Requirements
1. Reproduce the Xinhua feature from "Abdul-Qader's wishes for" up to and including "Syrians as well.".
2. Using the Xinhua feature, state whether each statement agrees with it, answering yes or no and quoting the deciding words: (a) Ibtisam Abdul-Qader fled Yarmouk in 2012. (b) Half of Syria's 23 million population has been displaced. (c) Abdul-Qader is still living in a hotel.
3. According to the Xinhua feature, what is Ibtisam Abdul-Qader's occupation?

Supplied passage
● ● ● ● ● ● ●

Feature: Returning home is Syrians' sweetest dream for 2016
Xinhua, December 31, 2015 Adjust font size:
"My sweetest dream is returning to my home. We used to live a comfy life, which we didn't appreciate, but now I dream of every little bit of it," said Ibtisam Abdul-Qader, a Syrian woman who had to flee her home in Yarmouk Camp south of the capital Damascus after the war engulfed her area.
Abdul-Qader's wishes for 2016 appeared to be the dream of the majority of Syrians, who had to flee their homes after the spiraling violence engulfed much of Syria, leaving half of its 23 million population displaced.
"Returning home is our sweetest dream. I pray to return home. We have had the best life but we didn't appreciate it. After the crisis, we have come to realize the value of our old lives," she said with teary eyes as she recalled her house in Yarmouk Camp, which houses Palestinian refugees and Syrians as well.
Abdul-Qader, who is a state servant, said she fled Yarmouk in 2012 after mortar shells started landing near their home and sought to stay at a hotel, where she had stayed for two weeks, thinking the situation could soon be clam.
"I though the situation would be quickly solved and that I could return home, but I could no longer afford the hotel and decided to move to the eastern district of Jaramnah, where I stay right now," she said.

● ● ● ● ● ● ●

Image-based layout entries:
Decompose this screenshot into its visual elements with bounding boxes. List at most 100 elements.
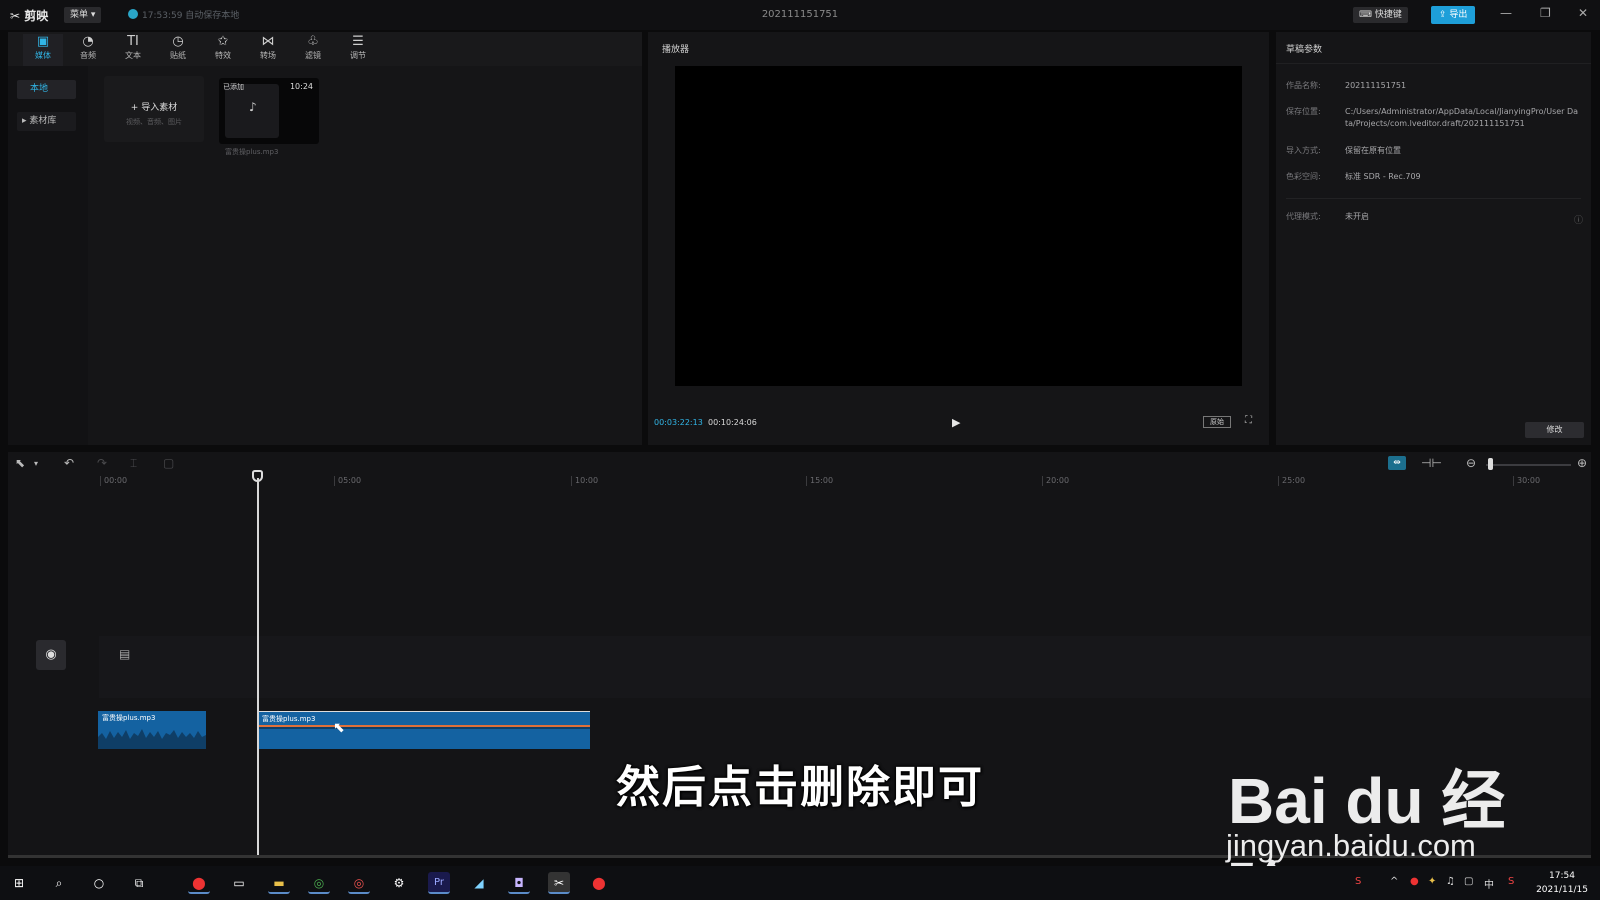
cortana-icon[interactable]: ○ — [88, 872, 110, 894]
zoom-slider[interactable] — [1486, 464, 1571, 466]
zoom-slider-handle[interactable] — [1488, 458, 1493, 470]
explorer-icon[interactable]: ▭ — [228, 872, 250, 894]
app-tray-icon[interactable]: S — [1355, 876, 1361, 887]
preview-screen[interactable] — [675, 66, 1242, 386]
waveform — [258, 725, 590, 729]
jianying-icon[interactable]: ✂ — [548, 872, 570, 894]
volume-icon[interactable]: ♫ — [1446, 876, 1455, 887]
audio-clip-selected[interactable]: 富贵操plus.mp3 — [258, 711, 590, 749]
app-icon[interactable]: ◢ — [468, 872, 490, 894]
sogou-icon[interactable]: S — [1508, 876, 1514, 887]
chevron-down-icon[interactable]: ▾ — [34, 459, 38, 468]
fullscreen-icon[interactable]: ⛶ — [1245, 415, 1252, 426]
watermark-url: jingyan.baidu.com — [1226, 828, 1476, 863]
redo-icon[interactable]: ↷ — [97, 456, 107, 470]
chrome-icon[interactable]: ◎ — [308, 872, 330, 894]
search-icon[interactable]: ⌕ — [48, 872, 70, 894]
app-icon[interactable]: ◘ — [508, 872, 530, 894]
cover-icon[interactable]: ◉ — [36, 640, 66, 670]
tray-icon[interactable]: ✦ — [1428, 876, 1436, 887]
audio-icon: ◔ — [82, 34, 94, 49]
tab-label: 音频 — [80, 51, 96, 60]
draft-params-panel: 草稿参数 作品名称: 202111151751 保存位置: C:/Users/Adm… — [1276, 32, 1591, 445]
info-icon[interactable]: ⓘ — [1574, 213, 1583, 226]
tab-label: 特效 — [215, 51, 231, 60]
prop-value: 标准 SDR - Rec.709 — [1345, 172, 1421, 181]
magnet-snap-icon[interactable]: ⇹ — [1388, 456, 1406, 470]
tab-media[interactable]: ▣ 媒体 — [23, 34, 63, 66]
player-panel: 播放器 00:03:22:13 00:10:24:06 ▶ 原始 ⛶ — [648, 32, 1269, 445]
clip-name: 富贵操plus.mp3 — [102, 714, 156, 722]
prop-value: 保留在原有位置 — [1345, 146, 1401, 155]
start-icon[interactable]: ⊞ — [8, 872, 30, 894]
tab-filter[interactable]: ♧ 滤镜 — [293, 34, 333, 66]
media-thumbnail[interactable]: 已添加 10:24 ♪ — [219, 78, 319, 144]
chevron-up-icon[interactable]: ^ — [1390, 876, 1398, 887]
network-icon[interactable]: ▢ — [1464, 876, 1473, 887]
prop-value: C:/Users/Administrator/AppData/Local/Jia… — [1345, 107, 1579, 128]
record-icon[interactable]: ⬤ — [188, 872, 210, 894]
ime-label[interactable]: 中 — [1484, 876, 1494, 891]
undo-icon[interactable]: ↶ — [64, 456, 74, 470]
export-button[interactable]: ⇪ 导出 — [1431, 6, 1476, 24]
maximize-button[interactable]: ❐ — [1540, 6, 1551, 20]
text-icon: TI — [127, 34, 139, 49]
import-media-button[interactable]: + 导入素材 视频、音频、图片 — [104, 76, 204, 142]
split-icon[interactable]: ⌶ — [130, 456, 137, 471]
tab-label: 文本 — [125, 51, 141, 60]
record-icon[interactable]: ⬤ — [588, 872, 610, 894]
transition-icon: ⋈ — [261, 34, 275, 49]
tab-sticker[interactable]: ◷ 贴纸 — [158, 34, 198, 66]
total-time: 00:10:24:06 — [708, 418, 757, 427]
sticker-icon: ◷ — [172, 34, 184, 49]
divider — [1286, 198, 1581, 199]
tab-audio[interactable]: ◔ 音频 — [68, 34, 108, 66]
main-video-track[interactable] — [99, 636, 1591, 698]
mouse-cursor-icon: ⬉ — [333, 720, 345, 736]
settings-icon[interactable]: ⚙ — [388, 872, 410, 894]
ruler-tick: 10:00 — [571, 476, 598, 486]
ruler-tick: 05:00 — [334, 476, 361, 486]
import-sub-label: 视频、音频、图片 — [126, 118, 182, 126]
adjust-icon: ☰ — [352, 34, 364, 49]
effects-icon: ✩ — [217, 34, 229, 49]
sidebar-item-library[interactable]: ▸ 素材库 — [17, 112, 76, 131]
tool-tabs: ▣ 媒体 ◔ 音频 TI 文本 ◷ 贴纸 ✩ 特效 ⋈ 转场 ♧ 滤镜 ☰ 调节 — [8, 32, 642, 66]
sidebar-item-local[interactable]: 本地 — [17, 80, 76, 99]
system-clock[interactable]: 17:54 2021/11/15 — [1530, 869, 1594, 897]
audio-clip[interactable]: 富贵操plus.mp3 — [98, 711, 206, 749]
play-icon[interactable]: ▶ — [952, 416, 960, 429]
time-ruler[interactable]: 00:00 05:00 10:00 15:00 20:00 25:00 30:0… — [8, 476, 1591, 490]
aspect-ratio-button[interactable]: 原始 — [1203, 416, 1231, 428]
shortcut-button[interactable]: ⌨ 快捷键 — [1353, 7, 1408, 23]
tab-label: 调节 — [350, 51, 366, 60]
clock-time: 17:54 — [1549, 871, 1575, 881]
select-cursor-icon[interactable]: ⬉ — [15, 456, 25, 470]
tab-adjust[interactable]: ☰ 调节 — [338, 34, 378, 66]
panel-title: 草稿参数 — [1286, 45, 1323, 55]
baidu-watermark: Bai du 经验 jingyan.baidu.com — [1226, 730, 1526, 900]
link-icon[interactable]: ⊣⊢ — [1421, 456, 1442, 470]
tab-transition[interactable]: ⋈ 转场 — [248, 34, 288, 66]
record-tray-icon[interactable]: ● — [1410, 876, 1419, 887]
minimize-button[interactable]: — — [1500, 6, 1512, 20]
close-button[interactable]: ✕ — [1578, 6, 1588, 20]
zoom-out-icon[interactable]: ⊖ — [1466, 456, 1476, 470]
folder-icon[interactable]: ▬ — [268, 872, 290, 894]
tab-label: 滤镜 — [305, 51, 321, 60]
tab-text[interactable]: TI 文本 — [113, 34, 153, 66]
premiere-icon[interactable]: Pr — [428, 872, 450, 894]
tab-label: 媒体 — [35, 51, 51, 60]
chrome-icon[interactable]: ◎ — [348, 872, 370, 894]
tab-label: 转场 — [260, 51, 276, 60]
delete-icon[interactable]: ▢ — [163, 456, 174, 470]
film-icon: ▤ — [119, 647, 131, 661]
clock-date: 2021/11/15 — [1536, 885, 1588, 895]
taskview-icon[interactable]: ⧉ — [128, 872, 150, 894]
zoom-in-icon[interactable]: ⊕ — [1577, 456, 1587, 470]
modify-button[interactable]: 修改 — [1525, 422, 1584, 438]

● ● ● ● ● ● ●

Task-by-task outputs
1.
Abdul-Qader's wishes for 2016 appeared to be the dream of the majority of Syrians, who had to flee their homes after the spiraling violence engulfed much of Syria, leaving half of its 23 million population displaced.
"Returning home is our sweetest dream. I pray to return home. We have had the best life but we didn't appreciate it. After the crisis, we have come to realize the value of our old lives," she said with teary eyes as she recalled her house in Yarmouk Camp, which houses Palestinian refugees and Syrians as well.

2.
(a) Yes: "said she fled Yarmouk in 2012 after mortar shells started landing near their home"
(b) Yes: "leaving half of its 23 million population displaced"
(c) No: "decided to move to the eastern district of Jaramnah, where I stay right now"

3. She is a state servant.